▶ DIRECTIONS:
Copy every line in the records below that contains the word "Luftdruck".

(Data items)
──────

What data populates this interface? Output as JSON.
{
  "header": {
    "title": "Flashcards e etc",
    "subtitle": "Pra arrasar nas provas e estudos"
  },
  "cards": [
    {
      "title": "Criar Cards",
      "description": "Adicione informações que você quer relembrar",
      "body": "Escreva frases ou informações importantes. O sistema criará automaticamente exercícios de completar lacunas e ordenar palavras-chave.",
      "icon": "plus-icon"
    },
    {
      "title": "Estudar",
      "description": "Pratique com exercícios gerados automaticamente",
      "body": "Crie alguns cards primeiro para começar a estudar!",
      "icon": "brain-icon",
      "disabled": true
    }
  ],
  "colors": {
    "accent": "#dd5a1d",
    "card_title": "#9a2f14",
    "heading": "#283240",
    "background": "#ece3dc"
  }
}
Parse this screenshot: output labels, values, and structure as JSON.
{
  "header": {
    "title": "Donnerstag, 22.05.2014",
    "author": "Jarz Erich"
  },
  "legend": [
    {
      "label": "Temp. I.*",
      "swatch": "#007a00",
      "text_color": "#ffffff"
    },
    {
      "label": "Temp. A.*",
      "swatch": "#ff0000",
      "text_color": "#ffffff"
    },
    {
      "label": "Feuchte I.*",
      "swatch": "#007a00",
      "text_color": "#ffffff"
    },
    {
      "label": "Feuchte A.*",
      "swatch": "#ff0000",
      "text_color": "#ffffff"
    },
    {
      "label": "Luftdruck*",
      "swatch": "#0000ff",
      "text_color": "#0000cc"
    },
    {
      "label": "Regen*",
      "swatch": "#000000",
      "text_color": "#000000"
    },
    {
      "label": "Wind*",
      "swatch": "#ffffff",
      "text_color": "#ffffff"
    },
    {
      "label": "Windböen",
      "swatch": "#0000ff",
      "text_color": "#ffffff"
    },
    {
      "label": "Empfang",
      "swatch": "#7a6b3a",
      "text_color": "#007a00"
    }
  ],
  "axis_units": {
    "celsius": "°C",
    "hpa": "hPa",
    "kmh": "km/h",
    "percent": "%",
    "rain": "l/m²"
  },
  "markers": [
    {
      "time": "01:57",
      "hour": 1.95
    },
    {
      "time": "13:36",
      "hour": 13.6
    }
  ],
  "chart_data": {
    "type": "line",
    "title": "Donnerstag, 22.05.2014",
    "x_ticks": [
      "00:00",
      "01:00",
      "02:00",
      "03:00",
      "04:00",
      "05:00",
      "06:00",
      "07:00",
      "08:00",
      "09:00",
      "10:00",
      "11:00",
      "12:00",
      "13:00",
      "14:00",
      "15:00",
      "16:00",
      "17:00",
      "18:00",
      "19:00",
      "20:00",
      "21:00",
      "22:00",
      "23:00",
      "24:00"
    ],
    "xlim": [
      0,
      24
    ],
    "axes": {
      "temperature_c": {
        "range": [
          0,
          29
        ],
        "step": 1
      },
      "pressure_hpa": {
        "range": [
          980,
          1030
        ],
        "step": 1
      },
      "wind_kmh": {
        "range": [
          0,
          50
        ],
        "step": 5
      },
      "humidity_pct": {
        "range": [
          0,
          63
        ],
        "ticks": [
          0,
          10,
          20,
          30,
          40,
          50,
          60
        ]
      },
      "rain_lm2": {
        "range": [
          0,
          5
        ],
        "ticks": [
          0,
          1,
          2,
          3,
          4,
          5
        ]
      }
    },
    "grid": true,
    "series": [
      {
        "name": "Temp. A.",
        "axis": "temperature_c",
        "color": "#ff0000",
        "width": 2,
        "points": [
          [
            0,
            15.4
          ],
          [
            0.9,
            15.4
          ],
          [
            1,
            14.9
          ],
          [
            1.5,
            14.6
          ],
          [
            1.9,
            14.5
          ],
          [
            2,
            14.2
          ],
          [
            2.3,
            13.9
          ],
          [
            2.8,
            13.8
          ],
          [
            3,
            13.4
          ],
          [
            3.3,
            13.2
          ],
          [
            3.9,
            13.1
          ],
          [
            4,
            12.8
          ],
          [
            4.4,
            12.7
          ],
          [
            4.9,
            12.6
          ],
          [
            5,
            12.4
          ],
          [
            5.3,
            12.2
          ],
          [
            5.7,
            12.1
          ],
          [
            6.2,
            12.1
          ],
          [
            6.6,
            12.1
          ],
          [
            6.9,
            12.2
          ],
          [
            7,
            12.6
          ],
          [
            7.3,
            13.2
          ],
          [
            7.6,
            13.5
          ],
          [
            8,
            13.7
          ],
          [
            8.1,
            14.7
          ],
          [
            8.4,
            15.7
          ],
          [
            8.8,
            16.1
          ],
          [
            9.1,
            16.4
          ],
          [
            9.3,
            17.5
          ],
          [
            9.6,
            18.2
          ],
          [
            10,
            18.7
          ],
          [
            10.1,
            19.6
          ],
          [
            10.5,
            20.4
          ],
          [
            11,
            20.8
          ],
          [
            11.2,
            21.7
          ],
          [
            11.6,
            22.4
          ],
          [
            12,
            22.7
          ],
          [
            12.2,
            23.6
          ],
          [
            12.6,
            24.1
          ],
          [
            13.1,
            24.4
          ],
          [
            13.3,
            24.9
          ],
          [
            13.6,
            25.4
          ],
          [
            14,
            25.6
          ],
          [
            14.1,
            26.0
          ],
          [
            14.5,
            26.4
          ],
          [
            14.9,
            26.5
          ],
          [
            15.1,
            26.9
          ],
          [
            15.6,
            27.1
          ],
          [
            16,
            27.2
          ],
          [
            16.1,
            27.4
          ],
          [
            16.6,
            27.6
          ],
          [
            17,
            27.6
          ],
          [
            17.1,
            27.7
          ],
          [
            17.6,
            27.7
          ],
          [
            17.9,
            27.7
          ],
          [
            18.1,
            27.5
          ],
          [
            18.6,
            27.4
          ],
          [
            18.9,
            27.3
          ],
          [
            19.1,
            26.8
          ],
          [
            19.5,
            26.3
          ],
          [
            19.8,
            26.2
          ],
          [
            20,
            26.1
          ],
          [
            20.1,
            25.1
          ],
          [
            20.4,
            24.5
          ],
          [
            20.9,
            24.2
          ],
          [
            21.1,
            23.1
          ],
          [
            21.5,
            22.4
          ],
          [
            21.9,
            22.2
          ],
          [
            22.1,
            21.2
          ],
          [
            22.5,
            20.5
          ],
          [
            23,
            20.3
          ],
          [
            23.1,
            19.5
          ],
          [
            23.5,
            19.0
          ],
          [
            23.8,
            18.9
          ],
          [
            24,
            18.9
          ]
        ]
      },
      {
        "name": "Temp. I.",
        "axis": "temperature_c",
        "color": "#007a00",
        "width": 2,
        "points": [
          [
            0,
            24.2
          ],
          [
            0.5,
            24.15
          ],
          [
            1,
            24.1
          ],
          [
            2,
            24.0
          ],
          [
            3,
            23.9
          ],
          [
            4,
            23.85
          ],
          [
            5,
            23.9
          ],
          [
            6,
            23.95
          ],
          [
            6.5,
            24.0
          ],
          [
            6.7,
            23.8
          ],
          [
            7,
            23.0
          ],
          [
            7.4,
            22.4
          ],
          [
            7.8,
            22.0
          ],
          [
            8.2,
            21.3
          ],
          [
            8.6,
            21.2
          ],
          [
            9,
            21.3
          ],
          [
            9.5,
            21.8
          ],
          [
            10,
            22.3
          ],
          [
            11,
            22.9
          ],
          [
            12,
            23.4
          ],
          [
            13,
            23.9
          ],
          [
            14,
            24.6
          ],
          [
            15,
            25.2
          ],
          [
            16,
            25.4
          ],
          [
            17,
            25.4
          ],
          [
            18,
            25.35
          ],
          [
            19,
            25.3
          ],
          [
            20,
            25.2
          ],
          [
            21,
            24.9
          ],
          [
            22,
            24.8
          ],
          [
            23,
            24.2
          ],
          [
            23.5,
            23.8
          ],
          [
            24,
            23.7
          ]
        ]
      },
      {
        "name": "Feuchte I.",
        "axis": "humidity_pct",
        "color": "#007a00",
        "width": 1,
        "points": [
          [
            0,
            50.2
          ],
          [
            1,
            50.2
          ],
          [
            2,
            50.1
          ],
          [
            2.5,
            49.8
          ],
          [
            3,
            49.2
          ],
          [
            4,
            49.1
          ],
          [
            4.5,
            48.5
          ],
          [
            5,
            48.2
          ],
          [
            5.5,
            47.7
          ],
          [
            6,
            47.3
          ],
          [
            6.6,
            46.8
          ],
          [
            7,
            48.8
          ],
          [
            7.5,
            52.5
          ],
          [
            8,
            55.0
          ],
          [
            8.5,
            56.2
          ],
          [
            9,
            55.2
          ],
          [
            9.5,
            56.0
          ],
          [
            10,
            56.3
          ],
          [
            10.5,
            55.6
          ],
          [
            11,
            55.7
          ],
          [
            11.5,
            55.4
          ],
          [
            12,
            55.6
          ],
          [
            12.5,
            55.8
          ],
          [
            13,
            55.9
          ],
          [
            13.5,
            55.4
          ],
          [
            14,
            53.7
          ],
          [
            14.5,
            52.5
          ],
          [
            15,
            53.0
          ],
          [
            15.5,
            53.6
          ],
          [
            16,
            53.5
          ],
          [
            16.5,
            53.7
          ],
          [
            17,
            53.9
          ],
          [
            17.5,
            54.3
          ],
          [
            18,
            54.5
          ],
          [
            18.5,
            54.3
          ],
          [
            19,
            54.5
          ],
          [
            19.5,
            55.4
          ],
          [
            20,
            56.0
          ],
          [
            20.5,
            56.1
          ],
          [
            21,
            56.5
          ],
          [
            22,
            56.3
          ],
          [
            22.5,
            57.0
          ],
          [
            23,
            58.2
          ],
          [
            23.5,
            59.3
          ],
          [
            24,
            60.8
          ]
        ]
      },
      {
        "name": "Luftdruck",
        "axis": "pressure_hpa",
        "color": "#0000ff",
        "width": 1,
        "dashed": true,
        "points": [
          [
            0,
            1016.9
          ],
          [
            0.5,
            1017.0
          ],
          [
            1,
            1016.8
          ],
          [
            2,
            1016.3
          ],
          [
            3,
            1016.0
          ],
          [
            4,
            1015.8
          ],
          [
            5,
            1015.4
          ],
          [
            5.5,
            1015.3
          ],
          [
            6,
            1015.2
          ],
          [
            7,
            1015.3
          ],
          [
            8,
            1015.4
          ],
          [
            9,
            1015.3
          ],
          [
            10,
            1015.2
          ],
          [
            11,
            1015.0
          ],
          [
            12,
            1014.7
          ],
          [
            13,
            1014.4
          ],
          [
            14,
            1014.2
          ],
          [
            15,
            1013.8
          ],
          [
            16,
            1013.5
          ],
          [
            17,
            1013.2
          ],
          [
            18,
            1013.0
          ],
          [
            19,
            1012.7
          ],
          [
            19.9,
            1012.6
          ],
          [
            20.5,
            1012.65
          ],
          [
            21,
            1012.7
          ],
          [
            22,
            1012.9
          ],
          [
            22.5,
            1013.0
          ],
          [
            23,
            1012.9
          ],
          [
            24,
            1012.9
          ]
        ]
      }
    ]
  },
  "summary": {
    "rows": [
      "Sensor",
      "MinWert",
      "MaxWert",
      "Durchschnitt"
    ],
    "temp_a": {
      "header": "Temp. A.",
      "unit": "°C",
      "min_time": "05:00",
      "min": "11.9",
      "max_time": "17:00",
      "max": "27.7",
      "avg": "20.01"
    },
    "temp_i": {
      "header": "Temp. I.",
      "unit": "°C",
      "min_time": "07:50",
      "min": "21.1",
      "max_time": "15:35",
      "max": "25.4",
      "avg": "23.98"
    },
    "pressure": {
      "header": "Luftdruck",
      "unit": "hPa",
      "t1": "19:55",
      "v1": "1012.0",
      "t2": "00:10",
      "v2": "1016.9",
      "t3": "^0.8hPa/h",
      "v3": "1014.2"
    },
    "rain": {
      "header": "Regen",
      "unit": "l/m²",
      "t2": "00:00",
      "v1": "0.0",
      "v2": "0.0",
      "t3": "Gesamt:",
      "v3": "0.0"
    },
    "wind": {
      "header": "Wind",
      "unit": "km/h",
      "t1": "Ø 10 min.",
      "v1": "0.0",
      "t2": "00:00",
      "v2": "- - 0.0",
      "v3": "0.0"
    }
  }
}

──────

▶ SOLUTION FOR THIS PROBLEM:
      "label": "Luftdruck*",
        "name": "Luftdruck",
      "header": "Luftdruck",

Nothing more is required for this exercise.